Review the listing and copy each line that holds the word "механик".
Begin Data records
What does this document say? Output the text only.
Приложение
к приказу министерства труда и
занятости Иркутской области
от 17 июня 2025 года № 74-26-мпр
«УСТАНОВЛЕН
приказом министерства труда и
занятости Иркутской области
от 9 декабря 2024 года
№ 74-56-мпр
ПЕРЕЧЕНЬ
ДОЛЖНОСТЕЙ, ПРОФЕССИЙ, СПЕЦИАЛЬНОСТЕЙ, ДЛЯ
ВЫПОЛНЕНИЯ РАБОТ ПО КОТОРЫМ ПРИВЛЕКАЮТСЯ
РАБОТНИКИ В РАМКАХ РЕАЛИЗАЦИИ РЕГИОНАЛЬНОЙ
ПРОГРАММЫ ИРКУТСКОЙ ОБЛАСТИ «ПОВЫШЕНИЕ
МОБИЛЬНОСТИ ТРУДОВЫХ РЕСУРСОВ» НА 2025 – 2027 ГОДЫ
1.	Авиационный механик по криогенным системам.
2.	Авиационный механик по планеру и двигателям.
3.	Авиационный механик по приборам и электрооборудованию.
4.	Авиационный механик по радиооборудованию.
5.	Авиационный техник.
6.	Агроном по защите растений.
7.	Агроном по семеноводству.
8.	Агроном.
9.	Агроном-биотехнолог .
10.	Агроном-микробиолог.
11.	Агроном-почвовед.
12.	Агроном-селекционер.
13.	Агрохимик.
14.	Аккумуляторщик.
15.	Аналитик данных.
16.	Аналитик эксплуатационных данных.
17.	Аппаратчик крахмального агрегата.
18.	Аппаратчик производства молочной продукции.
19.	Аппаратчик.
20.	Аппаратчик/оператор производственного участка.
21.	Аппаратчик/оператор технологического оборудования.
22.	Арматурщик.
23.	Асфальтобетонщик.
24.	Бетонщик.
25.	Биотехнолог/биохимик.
End Data records
Begin Data records
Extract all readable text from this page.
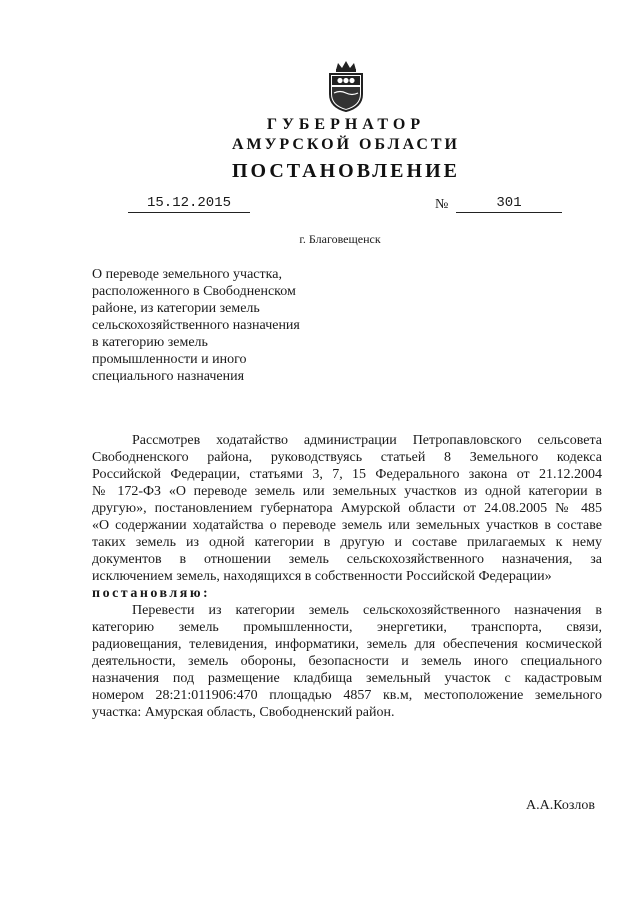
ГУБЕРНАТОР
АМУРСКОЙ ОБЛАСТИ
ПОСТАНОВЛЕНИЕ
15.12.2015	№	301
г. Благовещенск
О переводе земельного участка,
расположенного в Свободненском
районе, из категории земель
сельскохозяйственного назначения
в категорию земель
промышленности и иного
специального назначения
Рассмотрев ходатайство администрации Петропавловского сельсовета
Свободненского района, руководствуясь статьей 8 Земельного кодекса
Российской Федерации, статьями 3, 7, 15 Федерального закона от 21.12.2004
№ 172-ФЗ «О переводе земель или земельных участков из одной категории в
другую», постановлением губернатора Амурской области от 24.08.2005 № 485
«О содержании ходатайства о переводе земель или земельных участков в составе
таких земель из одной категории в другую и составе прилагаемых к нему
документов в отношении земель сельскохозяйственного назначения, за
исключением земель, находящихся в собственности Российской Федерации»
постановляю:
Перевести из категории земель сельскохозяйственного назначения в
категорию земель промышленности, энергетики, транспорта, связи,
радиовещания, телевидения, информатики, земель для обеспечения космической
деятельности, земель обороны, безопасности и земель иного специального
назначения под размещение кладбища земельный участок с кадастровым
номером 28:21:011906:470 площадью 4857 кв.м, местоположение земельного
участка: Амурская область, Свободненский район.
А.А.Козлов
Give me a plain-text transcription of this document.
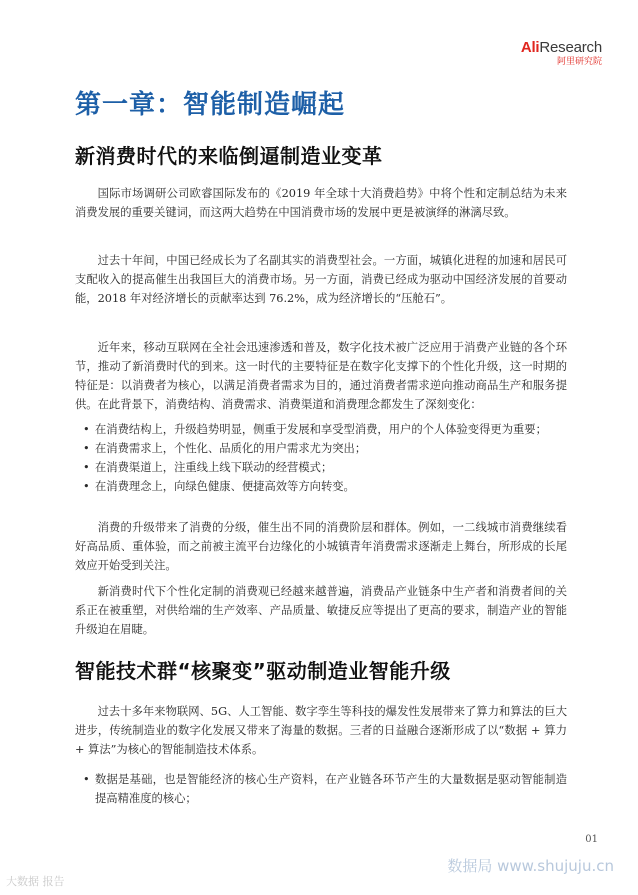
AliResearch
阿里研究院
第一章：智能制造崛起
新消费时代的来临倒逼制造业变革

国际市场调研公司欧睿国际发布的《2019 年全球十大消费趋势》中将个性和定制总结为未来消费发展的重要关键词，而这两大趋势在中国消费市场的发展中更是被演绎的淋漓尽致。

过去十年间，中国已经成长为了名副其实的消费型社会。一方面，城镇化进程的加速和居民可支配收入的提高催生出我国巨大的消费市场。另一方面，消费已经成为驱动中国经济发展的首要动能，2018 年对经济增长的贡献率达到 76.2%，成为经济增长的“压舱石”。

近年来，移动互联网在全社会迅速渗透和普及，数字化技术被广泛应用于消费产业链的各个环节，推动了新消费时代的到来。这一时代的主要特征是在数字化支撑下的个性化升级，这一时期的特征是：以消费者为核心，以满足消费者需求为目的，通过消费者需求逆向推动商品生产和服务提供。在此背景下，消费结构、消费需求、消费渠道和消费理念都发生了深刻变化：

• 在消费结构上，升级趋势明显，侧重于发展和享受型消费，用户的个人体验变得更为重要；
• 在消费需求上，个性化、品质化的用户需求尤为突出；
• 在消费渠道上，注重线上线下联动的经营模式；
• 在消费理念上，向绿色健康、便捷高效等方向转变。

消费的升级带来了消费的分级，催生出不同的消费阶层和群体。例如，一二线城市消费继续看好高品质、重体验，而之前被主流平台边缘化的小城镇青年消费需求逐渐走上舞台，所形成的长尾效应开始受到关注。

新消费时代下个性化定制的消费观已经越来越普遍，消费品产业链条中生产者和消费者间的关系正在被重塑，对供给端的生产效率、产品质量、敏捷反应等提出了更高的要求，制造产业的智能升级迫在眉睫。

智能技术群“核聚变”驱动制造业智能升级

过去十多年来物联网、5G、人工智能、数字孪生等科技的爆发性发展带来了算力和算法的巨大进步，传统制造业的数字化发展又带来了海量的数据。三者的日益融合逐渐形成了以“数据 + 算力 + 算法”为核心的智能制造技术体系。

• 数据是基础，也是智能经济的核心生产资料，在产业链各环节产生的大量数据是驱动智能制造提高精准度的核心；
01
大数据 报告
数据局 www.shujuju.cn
End Data records
◆ Answer to the exercise:
1.	Авиационный механик по криогенным системам.
2.	Авиационный механик по планеру и двигателям.
3.	Авиационный механик по приборам и электрооборудованию.
4.	Авиационный механик по радиооборудованию.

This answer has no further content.